**Do this**
Would you copy out the whole listing exactly as given?

**Exercise material**
________________________________________

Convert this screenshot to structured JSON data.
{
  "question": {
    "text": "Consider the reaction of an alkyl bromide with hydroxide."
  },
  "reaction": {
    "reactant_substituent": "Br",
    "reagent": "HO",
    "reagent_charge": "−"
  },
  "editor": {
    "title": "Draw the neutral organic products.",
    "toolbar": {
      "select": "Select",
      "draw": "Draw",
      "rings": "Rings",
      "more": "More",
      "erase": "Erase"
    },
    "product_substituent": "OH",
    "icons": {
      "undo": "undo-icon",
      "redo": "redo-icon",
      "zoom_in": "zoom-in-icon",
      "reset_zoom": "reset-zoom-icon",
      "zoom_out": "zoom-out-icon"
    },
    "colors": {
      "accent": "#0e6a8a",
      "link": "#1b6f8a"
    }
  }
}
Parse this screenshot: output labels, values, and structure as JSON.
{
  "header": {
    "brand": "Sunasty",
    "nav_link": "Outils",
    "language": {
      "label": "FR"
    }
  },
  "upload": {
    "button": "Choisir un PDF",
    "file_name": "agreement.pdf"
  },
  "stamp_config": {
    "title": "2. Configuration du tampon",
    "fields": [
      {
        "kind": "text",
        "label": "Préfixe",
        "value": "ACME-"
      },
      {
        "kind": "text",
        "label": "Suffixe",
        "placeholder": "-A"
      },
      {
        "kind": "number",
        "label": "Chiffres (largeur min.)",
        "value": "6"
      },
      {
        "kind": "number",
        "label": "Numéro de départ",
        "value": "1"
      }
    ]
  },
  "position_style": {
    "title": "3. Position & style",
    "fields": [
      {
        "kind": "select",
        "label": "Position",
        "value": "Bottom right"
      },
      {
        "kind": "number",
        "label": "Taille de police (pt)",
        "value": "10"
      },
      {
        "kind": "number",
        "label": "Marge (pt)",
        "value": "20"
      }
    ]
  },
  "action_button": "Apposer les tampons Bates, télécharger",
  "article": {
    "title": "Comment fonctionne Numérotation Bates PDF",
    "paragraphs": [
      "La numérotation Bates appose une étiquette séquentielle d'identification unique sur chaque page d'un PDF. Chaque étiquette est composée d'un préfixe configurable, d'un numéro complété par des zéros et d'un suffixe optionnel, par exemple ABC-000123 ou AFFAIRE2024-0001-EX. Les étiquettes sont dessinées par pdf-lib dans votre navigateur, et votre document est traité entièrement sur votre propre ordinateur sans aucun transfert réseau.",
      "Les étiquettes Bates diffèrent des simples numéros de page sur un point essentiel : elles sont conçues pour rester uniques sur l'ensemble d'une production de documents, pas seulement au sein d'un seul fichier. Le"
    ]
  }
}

________________________________________

**Written reply**
Convert this screenshot to structured JSON data.
{
  "question": {
    "text": "Consider the reaction of an alkyl bromide with hydroxide."
  },
  "reaction": {
    "reactant_substituent": "Br",
    "reagent": "HO",
    "reagent_charge": "−"
  },
  "editor": {
    "title": "Draw the neutral organic products.",
    "toolbar": {
      "select": "Select",
      "draw": "Draw",
      "rings": "Rings",
      "more": "More",
      "erase": "Erase"
    },
    "product_substituent": "OH",
    "icons": {
      "undo": "undo-icon",
      "redo": "redo-icon",
      "zoom_in": "zoom-in-icon",
      "reset_zoom": "reset-zoom-icon",
      "zoom_out": "zoom-out-icon"
    },
    "colors": {
      "accent": "#0e6a8a",
      "link": "#1b6f8a"
    }
  }
}
Parse this screenshot: output labels, values, and structure as JSON.
{
  "header": {
    "brand": "Sunasty",
    "nav_link": "Outils",
    "language": {
      "label": "FR"
    }
  },
  "upload": {
    "button": "Choisir un PDF",
    "file_name": "agreement.pdf"
  },
  "stamp_config": {
    "title": "2. Configuration du tampon",
    "fields": [
      {
        "kind": "text",
        "label": "Préfixe",
        "value": "ACME-"
      },
      {
        "kind": "text",
        "label": "Suffixe",
        "placeholder": "-A"
      },
      {
        "kind": "number",
        "label": "Chiffres (largeur min.)",
        "value": "6"
      },
      {
        "kind": "number",
        "label": "Numéro de départ",
        "value": "1"
      }
    ]
  },
  "position_style": {
    "title": "3. Position & style",
    "fields": [
      {
        "kind": "select",
        "label": "Position",
        "value": "Bottom right"
      },
      {
        "kind": "number",
        "label": "Taille de police (pt)",
        "value": "10"
      },
      {
        "kind": "number",
        "label": "Marge (pt)",
        "value": "20"
      }
    ]
  },
  "action_button": "Apposer les tampons Bates, télécharger",
  "article": {
    "title": "Comment fonctionne Numérotation Bates PDF",
    "paragraphs": [
      "La numérotation Bates appose une étiquette séquentielle d'identification unique sur chaque page d'un PDF. Chaque étiquette est composée d'un préfixe configurable, d'un numéro complété par des zéros et d'un suffixe optionnel, par exemple ABC-000123 ou AFFAIRE2024-0001-EX. Les étiquettes sont dessinées par pdf-lib dans votre navigateur, et votre document est traité entièrement sur votre propre ordinateur sans aucun transfert réseau.",
      "Les étiquettes Bates diffèrent des simples numéros de page sur un point essentiel : elles sont conçues pour rester uniques sur l'ensemble d'une production de documents, pas seulement au sein d'un seul fichier. Le"
    ]
  }
}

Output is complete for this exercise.